(Layout entries based on images)
○ ○ ○

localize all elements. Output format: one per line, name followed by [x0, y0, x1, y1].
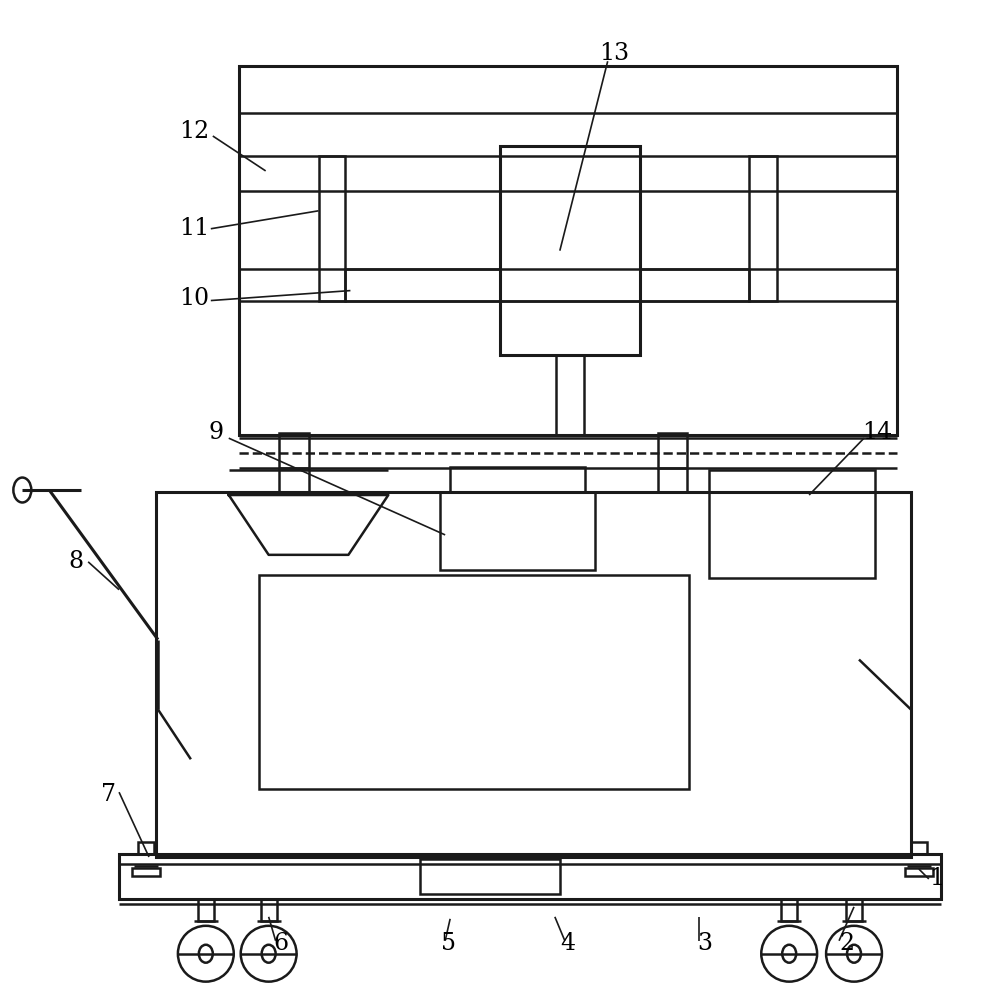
Text: 2: 2 — [839, 932, 855, 955]
Bar — [319, 156, 345, 301]
Bar — [239, 269, 897, 301]
Bar — [132, 868, 160, 875]
Text: 6: 6 — [273, 932, 288, 955]
Bar — [911, 842, 927, 854]
Text: 7: 7 — [101, 783, 116, 806]
Ellipse shape — [262, 945, 276, 963]
Text: 13: 13 — [600, 42, 630, 65]
Bar — [261, 898, 277, 921]
Text: 4: 4 — [560, 932, 575, 955]
Bar — [138, 842, 154, 854]
Text: 8: 8 — [69, 551, 84, 574]
Text: 5: 5 — [441, 932, 456, 955]
Bar — [658, 433, 687, 468]
Ellipse shape — [826, 926, 882, 982]
Bar — [709, 492, 875, 578]
Bar — [345, 269, 500, 301]
Bar — [781, 898, 797, 921]
Bar — [279, 433, 309, 468]
Text: 14: 14 — [862, 420, 892, 443]
Bar — [846, 898, 862, 921]
Bar — [556, 356, 584, 435]
Text: 3: 3 — [697, 932, 712, 955]
Bar — [156, 492, 911, 857]
Ellipse shape — [761, 926, 817, 982]
Ellipse shape — [13, 477, 31, 503]
Bar — [500, 146, 640, 356]
Text: 1: 1 — [929, 868, 944, 890]
Bar — [749, 156, 777, 301]
Text: 9: 9 — [208, 420, 223, 443]
Ellipse shape — [847, 945, 861, 963]
Bar — [259, 575, 689, 789]
Bar — [239, 156, 897, 191]
Text: 11: 11 — [179, 217, 209, 240]
Ellipse shape — [241, 926, 297, 982]
Ellipse shape — [199, 945, 213, 963]
Bar — [420, 859, 560, 893]
Ellipse shape — [178, 926, 234, 982]
Bar — [198, 898, 214, 921]
Bar — [709, 470, 875, 492]
Bar — [239, 66, 897, 435]
Bar — [440, 492, 595, 570]
Bar — [450, 467, 585, 492]
Bar — [239, 66, 897, 114]
Text: 12: 12 — [179, 120, 209, 142]
Text: 10: 10 — [179, 287, 209, 310]
Bar — [119, 854, 941, 898]
Bar — [905, 868, 933, 875]
Bar — [640, 269, 749, 301]
Ellipse shape — [782, 945, 796, 963]
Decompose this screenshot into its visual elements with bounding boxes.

○ ○ ○

(Short problem)
Copy every one of the lines above verbatim, and omit the pictures from your answer.

(Result of this exercise)
localize all elements. Output format: one per line, name followed by [x0, y0, x1, y1].
Text: 2: 2 — [839, 932, 855, 955]
Bar — [319, 156, 345, 301]
Bar — [239, 269, 897, 301]
Bar — [132, 868, 160, 875]
Text: 6: 6 — [273, 932, 288, 955]
Bar — [911, 842, 927, 854]
Text: 7: 7 — [101, 783, 116, 806]
Ellipse shape — [262, 945, 276, 963]
Text: 13: 13 — [600, 42, 630, 65]
Bar — [261, 898, 277, 921]
Text: 4: 4 — [560, 932, 575, 955]
Bar — [138, 842, 154, 854]
Text: 8: 8 — [69, 551, 84, 574]
Text: 5: 5 — [441, 932, 456, 955]
Bar — [658, 433, 687, 468]
Ellipse shape — [826, 926, 882, 982]
Bar — [709, 492, 875, 578]
Bar — [345, 269, 500, 301]
Bar — [781, 898, 797, 921]
Bar — [279, 433, 309, 468]
Text: 14: 14 — [862, 420, 892, 443]
Bar — [846, 898, 862, 921]
Bar — [556, 356, 584, 435]
Text: 3: 3 — [697, 932, 712, 955]
Bar — [156, 492, 911, 857]
Ellipse shape — [761, 926, 817, 982]
Ellipse shape — [13, 477, 31, 503]
Bar — [500, 146, 640, 356]
Text: 1: 1 — [929, 868, 944, 890]
Bar — [749, 156, 777, 301]
Text: 9: 9 — [208, 420, 223, 443]
Ellipse shape — [847, 945, 861, 963]
Bar — [259, 575, 689, 789]
Bar — [239, 156, 897, 191]
Text: 11: 11 — [179, 217, 209, 240]
Ellipse shape — [241, 926, 297, 982]
Ellipse shape — [199, 945, 213, 963]
Bar — [420, 859, 560, 893]
Ellipse shape — [178, 926, 234, 982]
Bar — [198, 898, 214, 921]
Bar — [709, 470, 875, 492]
Bar — [239, 66, 897, 435]
Bar — [440, 492, 595, 570]
Bar — [450, 467, 585, 492]
Bar — [239, 66, 897, 114]
Text: 12: 12 — [179, 120, 209, 142]
Text: 10: 10 — [179, 287, 209, 310]
Bar — [119, 854, 941, 898]
Bar — [905, 868, 933, 875]
Bar — [640, 269, 749, 301]
Ellipse shape — [782, 945, 796, 963]
Decompose this screenshot into its visual elements with bounding boxes.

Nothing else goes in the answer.